> _YOUR OBJECTIVE_
Copy out each line that has "amazonaws" in it.

> _THE RECORDS_
• • • • • • •

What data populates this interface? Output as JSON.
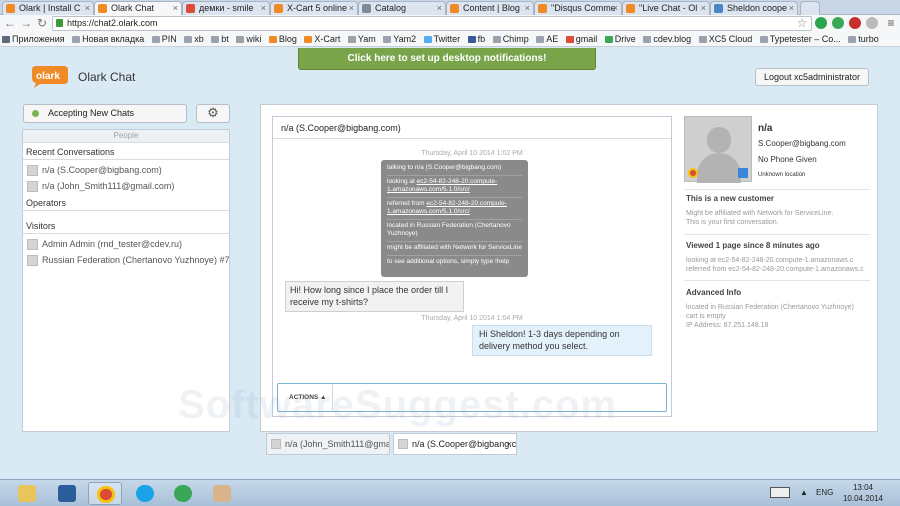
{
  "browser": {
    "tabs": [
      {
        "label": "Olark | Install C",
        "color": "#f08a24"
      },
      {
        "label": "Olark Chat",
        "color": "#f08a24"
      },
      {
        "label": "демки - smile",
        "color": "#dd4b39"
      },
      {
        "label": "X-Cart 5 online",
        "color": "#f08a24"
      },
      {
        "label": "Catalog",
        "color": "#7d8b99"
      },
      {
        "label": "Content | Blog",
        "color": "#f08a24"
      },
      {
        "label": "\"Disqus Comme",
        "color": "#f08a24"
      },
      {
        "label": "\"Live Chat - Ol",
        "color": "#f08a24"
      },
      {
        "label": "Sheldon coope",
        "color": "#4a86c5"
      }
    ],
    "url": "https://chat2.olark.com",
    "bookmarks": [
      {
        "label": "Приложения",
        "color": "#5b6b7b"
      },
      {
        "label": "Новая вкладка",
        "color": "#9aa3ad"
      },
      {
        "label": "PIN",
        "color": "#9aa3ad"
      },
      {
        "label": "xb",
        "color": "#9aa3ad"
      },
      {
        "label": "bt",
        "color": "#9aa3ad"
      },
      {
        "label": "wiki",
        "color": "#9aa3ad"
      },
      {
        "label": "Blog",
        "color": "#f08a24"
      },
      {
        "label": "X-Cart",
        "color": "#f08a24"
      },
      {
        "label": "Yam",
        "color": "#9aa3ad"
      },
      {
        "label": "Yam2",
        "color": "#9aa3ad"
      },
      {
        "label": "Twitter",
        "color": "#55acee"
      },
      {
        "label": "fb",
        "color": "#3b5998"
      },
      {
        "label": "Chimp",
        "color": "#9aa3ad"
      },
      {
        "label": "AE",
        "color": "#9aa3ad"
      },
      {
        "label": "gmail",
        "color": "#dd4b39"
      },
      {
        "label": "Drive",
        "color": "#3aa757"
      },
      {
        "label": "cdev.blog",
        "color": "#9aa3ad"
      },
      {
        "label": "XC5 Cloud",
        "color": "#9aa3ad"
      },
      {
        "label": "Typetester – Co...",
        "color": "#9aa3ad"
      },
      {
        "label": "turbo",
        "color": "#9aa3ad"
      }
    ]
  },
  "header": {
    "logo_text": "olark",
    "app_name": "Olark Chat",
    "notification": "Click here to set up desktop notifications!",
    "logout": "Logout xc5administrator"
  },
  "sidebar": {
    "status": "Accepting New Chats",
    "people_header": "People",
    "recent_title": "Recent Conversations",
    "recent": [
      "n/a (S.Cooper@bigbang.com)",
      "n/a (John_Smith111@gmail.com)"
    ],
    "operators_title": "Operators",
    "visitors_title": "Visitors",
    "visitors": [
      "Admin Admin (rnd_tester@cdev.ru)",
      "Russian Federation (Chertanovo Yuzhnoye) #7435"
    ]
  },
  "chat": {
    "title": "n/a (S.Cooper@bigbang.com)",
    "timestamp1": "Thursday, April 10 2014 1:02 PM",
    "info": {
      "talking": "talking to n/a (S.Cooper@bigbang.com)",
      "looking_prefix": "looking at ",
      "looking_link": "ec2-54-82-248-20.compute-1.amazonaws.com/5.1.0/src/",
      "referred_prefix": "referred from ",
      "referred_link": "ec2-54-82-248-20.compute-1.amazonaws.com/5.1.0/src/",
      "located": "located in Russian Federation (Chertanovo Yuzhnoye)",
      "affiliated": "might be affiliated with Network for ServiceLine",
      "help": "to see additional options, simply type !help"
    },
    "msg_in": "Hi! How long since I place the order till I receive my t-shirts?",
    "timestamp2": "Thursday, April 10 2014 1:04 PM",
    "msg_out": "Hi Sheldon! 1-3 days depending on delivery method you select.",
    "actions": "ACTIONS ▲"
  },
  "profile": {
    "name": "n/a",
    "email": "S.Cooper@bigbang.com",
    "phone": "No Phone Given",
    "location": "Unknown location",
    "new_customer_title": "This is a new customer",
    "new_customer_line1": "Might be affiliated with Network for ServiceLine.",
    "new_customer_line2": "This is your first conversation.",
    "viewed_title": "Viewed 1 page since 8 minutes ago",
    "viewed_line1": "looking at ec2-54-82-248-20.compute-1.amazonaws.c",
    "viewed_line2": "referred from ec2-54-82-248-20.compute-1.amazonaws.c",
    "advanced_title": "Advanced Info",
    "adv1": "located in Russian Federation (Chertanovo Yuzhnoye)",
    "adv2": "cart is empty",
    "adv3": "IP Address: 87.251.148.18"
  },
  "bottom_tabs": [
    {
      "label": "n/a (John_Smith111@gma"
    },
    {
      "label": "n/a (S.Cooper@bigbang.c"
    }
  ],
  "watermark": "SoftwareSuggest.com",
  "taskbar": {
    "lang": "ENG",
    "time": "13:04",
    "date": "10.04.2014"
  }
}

• • • • • • •

> _FINAL ANSWER_
      "looking_link": "ec2-54-82-248-20.compute-1.amazonaws.com/5.1.0/src/",
      "referred_link": "ec2-54-82-248-20.compute-1.amazonaws.com/5.1.0/src/",
    "viewed_line1": "looking at ec2-54-82-248-20.compute-1.amazonaws.c",
    "viewed_line2": "referred from ec2-54-82-248-20.compute-1.amazonaws.c",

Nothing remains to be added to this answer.